* **Aim of the task**
Go through the listing and pick out each line with the word "Bank" in it.

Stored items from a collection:
_ _ _ _ _ _ _

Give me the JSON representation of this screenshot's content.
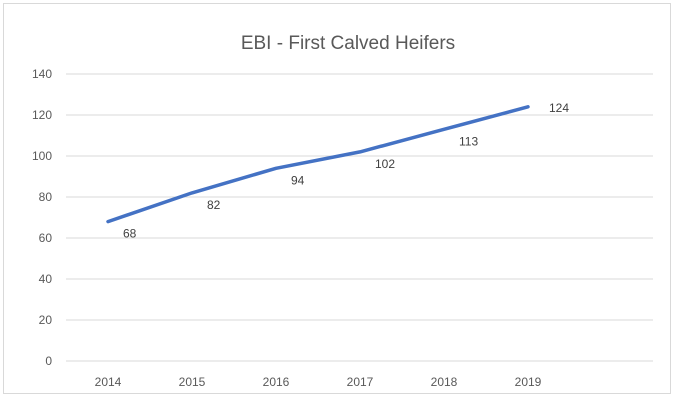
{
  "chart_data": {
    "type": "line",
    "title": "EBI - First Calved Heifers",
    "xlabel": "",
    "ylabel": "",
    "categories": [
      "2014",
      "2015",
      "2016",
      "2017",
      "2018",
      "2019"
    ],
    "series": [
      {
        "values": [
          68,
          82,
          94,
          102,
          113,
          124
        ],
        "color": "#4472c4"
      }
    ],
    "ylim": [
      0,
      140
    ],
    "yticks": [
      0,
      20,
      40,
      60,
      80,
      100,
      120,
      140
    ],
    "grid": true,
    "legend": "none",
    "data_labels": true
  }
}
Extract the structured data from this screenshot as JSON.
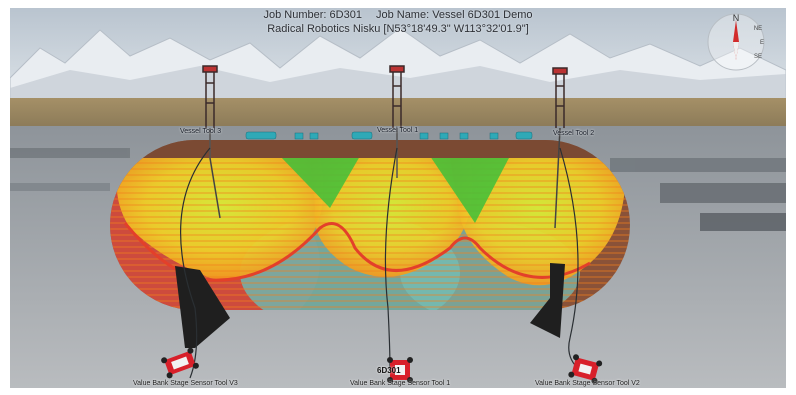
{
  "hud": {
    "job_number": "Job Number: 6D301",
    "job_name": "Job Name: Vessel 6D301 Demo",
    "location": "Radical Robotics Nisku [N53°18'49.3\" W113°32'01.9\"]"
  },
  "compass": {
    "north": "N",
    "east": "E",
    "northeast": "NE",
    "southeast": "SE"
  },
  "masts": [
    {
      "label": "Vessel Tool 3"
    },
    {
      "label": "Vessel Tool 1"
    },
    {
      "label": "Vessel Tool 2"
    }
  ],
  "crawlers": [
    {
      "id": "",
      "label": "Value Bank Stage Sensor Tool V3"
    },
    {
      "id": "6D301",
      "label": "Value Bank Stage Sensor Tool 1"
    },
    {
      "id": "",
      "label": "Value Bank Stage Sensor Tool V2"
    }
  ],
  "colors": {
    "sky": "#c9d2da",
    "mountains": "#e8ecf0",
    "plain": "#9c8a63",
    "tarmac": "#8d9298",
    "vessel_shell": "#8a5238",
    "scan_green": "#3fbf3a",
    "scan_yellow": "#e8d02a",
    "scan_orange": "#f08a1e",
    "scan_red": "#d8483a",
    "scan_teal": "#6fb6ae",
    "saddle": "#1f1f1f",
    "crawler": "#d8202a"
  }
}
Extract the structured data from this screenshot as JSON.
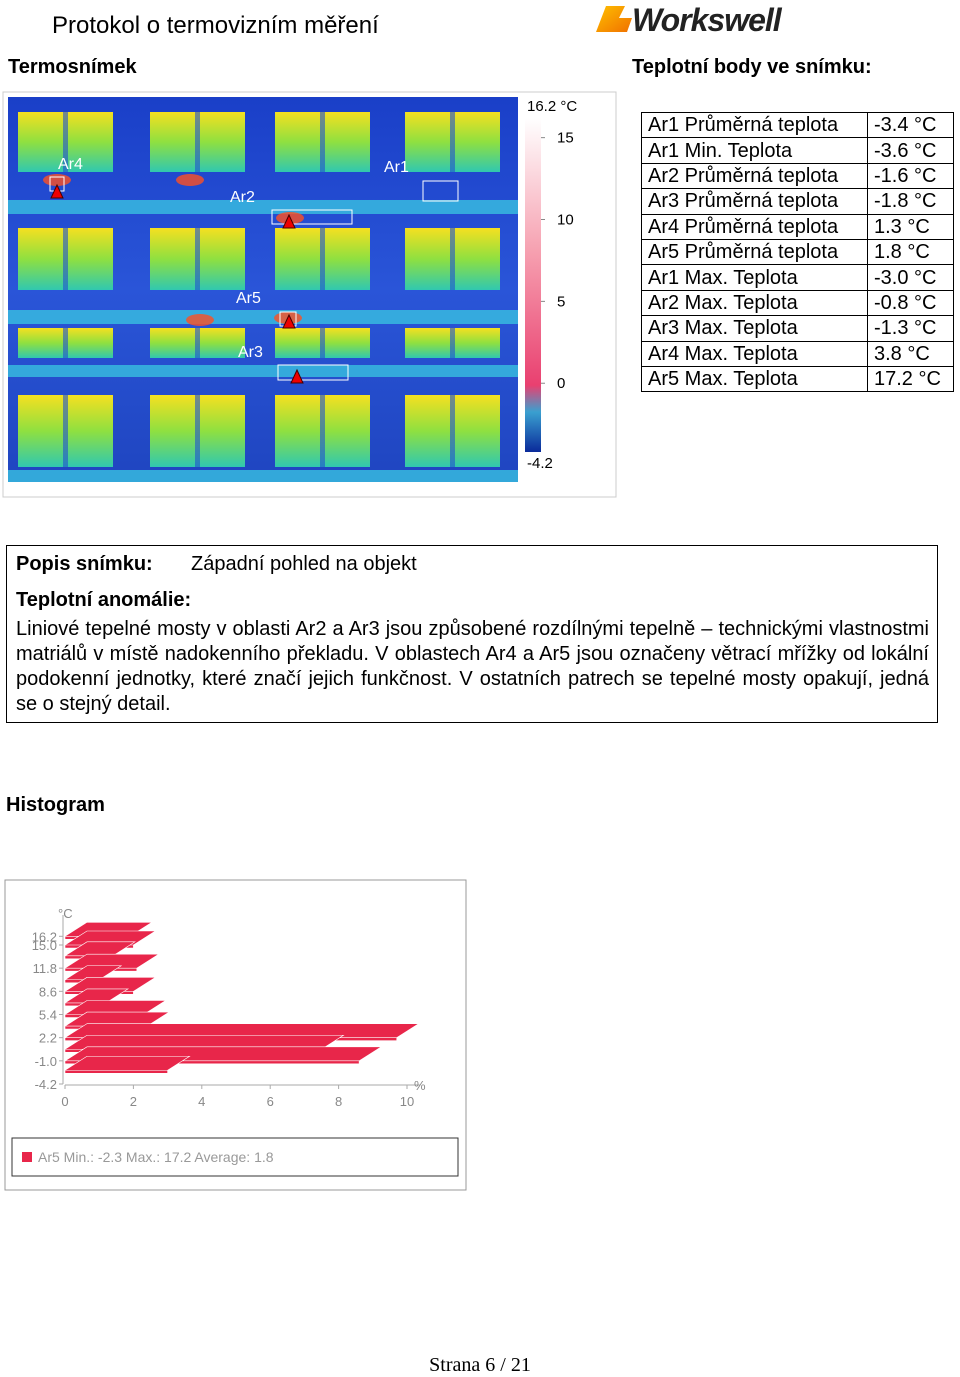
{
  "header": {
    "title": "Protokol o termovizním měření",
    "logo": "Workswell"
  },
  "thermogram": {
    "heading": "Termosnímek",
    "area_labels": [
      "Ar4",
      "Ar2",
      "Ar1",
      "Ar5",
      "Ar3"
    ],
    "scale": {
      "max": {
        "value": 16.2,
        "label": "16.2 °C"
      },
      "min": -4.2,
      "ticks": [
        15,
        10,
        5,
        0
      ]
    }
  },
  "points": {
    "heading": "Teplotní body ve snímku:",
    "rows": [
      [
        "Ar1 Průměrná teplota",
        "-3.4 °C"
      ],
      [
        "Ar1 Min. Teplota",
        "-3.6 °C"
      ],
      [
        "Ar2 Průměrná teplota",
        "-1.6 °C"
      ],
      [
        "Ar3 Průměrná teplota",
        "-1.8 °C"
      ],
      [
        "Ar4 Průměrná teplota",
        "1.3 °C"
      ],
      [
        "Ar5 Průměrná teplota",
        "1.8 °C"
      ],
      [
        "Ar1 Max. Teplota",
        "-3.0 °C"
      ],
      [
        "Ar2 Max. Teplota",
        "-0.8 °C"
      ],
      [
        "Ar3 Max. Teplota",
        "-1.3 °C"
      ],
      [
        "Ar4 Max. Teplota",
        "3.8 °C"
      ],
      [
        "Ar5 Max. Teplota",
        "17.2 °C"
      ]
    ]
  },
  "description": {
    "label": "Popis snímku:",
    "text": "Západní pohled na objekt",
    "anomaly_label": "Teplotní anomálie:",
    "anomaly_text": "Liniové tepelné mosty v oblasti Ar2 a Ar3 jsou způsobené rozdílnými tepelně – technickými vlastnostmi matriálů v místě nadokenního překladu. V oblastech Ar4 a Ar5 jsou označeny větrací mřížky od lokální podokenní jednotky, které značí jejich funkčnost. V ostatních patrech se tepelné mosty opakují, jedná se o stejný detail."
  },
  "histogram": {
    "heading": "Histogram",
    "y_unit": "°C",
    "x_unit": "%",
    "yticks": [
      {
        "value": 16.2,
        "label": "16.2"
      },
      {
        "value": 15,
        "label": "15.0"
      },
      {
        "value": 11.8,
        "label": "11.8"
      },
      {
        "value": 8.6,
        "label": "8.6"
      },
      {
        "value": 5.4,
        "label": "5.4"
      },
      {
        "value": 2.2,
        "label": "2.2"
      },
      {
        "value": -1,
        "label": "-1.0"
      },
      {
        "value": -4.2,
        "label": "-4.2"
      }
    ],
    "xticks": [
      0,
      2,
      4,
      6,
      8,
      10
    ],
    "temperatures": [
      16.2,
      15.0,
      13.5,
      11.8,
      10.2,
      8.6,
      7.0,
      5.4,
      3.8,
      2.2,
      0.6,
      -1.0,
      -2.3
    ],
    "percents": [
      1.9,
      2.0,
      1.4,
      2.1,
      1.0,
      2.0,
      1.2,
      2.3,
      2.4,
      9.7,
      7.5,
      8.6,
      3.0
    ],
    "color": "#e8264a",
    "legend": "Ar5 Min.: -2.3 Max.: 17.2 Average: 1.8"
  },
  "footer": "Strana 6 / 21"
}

_ _ _ _ _ _ _

* **Answer for this exercise**
      "label": "Value Bank Stage Sensor Tool V3"
      "label": "Value Bank Stage Sensor Tool 1"
      "label": "Value Bank Stage Sensor Tool V2"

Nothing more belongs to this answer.